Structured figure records
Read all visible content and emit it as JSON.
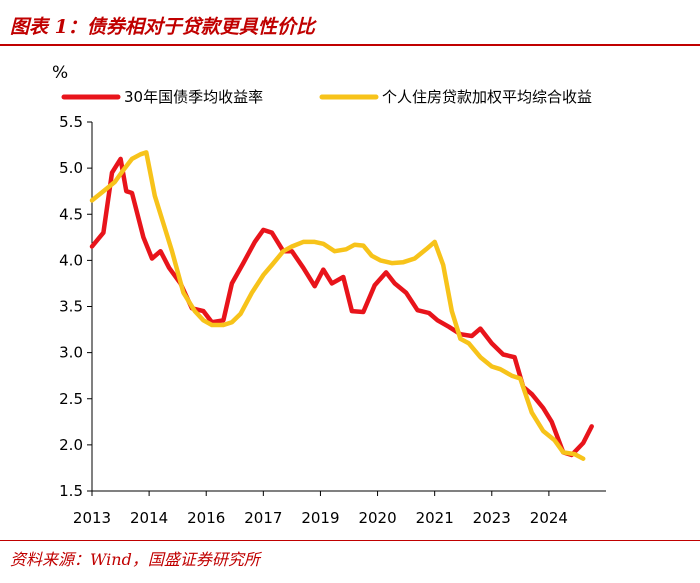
{
  "header": {
    "title": "图表 1：债券相对于贷款更具性价比",
    "source": "资料来源：Wind，国盛证券研究所"
  },
  "chart_data": {
    "type": "line",
    "title": "债券相对于贷款更具性价比",
    "ylabel": "%",
    "xlabel": "",
    "ylim": [
      1.5,
      5.5
    ],
    "yticks": [
      "5.5",
      "5.0",
      "4.5",
      "4.0",
      "3.5",
      "3.0",
      "2.5",
      "2.0",
      "1.5"
    ],
    "ytick_values": [
      5.5,
      5.0,
      4.5,
      4.0,
      3.5,
      3.0,
      2.5,
      2.0,
      1.5
    ],
    "xlim": [
      0,
      18
    ],
    "xtick_labels": [
      "2013",
      "2014",
      "2016",
      "2017",
      "2019",
      "2020",
      "2021",
      "2023",
      "2024"
    ],
    "xtick_values": [
      0,
      2,
      4,
      6,
      8,
      10,
      12,
      14,
      16
    ],
    "legend_position": "top",
    "series": [
      {
        "name": "30年国债季均收益率",
        "color": "#e8141b",
        "x": [
          0,
          0.4,
          0.7,
          1.0,
          1.2,
          1.4,
          1.8,
          2.1,
          2.4,
          2.7,
          3.1,
          3.5,
          3.9,
          4.2,
          4.6,
          4.9,
          5.3,
          5.7,
          6.0,
          6.3,
          6.7,
          7.0,
          7.4,
          7.8,
          8.1,
          8.4,
          8.8,
          9.1,
          9.5,
          9.9,
          10.3,
          10.6,
          11.0,
          11.4,
          11.8,
          12.1,
          12.5,
          12.9,
          13.3,
          13.6,
          14.0,
          14.4,
          14.8,
          15.1,
          15.4,
          15.8,
          16.1,
          16.5,
          16.8,
          17.2,
          17.5
        ],
        "values": [
          4.15,
          4.3,
          4.95,
          5.1,
          4.75,
          4.73,
          4.25,
          4.02,
          4.1,
          3.92,
          3.75,
          3.48,
          3.45,
          3.33,
          3.35,
          3.75,
          3.97,
          4.2,
          4.33,
          4.3,
          4.1,
          4.1,
          3.92,
          3.72,
          3.9,
          3.75,
          3.82,
          3.45,
          3.44,
          3.73,
          3.87,
          3.75,
          3.65,
          3.46,
          3.43,
          3.35,
          3.28,
          3.2,
          3.18,
          3.26,
          3.1,
          2.98,
          2.95,
          2.63,
          2.55,
          2.4,
          2.25,
          1.92,
          1.89,
          2.02,
          2.2
        ]
      },
      {
        "name": "个人住房贷款加权平均综合收益",
        "color": "#f7c31a",
        "x": [
          0,
          0.4,
          0.8,
          1.1,
          1.4,
          1.7,
          1.9,
          2.2,
          2.5,
          2.8,
          3.2,
          3.6,
          3.9,
          4.2,
          4.6,
          4.9,
          5.2,
          5.6,
          6.0,
          6.3,
          6.7,
          7.0,
          7.4,
          7.8,
          8.1,
          8.5,
          8.9,
          9.2,
          9.5,
          9.8,
          10.1,
          10.5,
          10.9,
          11.3,
          11.7,
          12.0,
          12.3,
          12.6,
          12.9,
          13.2,
          13.6,
          14.0,
          14.3,
          14.7,
          15.0,
          15.4,
          15.8,
          16.2,
          16.5,
          16.9,
          17.2
        ],
        "values": [
          4.65,
          4.75,
          4.85,
          4.98,
          5.1,
          5.15,
          5.17,
          4.7,
          4.4,
          4.1,
          3.65,
          3.45,
          3.35,
          3.3,
          3.3,
          3.33,
          3.42,
          3.65,
          3.84,
          3.95,
          4.1,
          4.15,
          4.2,
          4.2,
          4.18,
          4.1,
          4.12,
          4.17,
          4.16,
          4.05,
          4.0,
          3.97,
          3.98,
          4.02,
          4.12,
          4.2,
          3.95,
          3.45,
          3.15,
          3.1,
          2.95,
          2.85,
          2.82,
          2.75,
          2.72,
          2.35,
          2.15,
          2.05,
          1.92,
          1.9,
          1.85
        ]
      }
    ]
  }
}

* _TO DO_: Retype every entry verbatim and exclude the pictures from the copy.

* _RESULT BELOW_:
Read all visible content and emit it as JSON.
{
  "header": {
    "title": "图表 1：债券相对于贷款更具性价比",
    "source": "资料来源：Wind，国盛证券研究所"
  },
  "chart_data": {
    "type": "line",
    "title": "债券相对于贷款更具性价比",
    "ylabel": "%",
    "xlabel": "",
    "ylim": [
      1.5,
      5.5
    ],
    "yticks": [
      "5.5",
      "5.0",
      "4.5",
      "4.0",
      "3.5",
      "3.0",
      "2.5",
      "2.0",
      "1.5"
    ],
    "ytick_values": [
      5.5,
      5.0,
      4.5,
      4.0,
      3.5,
      3.0,
      2.5,
      2.0,
      1.5
    ],
    "xlim": [
      0,
      18
    ],
    "xtick_labels": [
      "2013",
      "2014",
      "2016",
      "2017",
      "2019",
      "2020",
      "2021",
      "2023",
      "2024"
    ],
    "xtick_values": [
      0,
      2,
      4,
      6,
      8,
      10,
      12,
      14,
      16
    ],
    "legend_position": "top",
    "series": [
      {
        "name": "30年国债季均收益率",
        "color": "#e8141b",
        "x": [
          0,
          0.4,
          0.7,
          1.0,
          1.2,
          1.4,
          1.8,
          2.1,
          2.4,
          2.7,
          3.1,
          3.5,
          3.9,
          4.2,
          4.6,
          4.9,
          5.3,
          5.7,
          6.0,
          6.3,
          6.7,
          7.0,
          7.4,
          7.8,
          8.1,
          8.4,
          8.8,
          9.1,
          9.5,
          9.9,
          10.3,
          10.6,
          11.0,
          11.4,
          11.8,
          12.1,
          12.5,
          12.9,
          13.3,
          13.6,
          14.0,
          14.4,
          14.8,
          15.1,
          15.4,
          15.8,
          16.1,
          16.5,
          16.8,
          17.2,
          17.5
        ],
        "values": [
          4.15,
          4.3,
          4.95,
          5.1,
          4.75,
          4.73,
          4.25,
          4.02,
          4.1,
          3.92,
          3.75,
          3.48,
          3.45,
          3.33,
          3.35,
          3.75,
          3.97,
          4.2,
          4.33,
          4.3,
          4.1,
          4.1,
          3.92,
          3.72,
          3.9,
          3.75,
          3.82,
          3.45,
          3.44,
          3.73,
          3.87,
          3.75,
          3.65,
          3.46,
          3.43,
          3.35,
          3.28,
          3.2,
          3.18,
          3.26,
          3.1,
          2.98,
          2.95,
          2.63,
          2.55,
          2.4,
          2.25,
          1.92,
          1.89,
          2.02,
          2.2
        ]
      },
      {
        "name": "个人住房贷款加权平均综合收益",
        "color": "#f7c31a",
        "x": [
          0,
          0.4,
          0.8,
          1.1,
          1.4,
          1.7,
          1.9,
          2.2,
          2.5,
          2.8,
          3.2,
          3.6,
          3.9,
          4.2,
          4.6,
          4.9,
          5.2,
          5.6,
          6.0,
          6.3,
          6.7,
          7.0,
          7.4,
          7.8,
          8.1,
          8.5,
          8.9,
          9.2,
          9.5,
          9.8,
          10.1,
          10.5,
          10.9,
          11.3,
          11.7,
          12.0,
          12.3,
          12.6,
          12.9,
          13.2,
          13.6,
          14.0,
          14.3,
          14.7,
          15.0,
          15.4,
          15.8,
          16.2,
          16.5,
          16.9,
          17.2
        ],
        "values": [
          4.65,
          4.75,
          4.85,
          4.98,
          5.1,
          5.15,
          5.17,
          4.7,
          4.4,
          4.1,
          3.65,
          3.45,
          3.35,
          3.3,
          3.3,
          3.33,
          3.42,
          3.65,
          3.84,
          3.95,
          4.1,
          4.15,
          4.2,
          4.2,
          4.18,
          4.1,
          4.12,
          4.17,
          4.16,
          4.05,
          4.0,
          3.97,
          3.98,
          4.02,
          4.12,
          4.2,
          3.95,
          3.45,
          3.15,
          3.1,
          2.95,
          2.85,
          2.82,
          2.75,
          2.72,
          2.35,
          2.15,
          2.05,
          1.92,
          1.9,
          1.85
        ]
      }
    ]
  }
}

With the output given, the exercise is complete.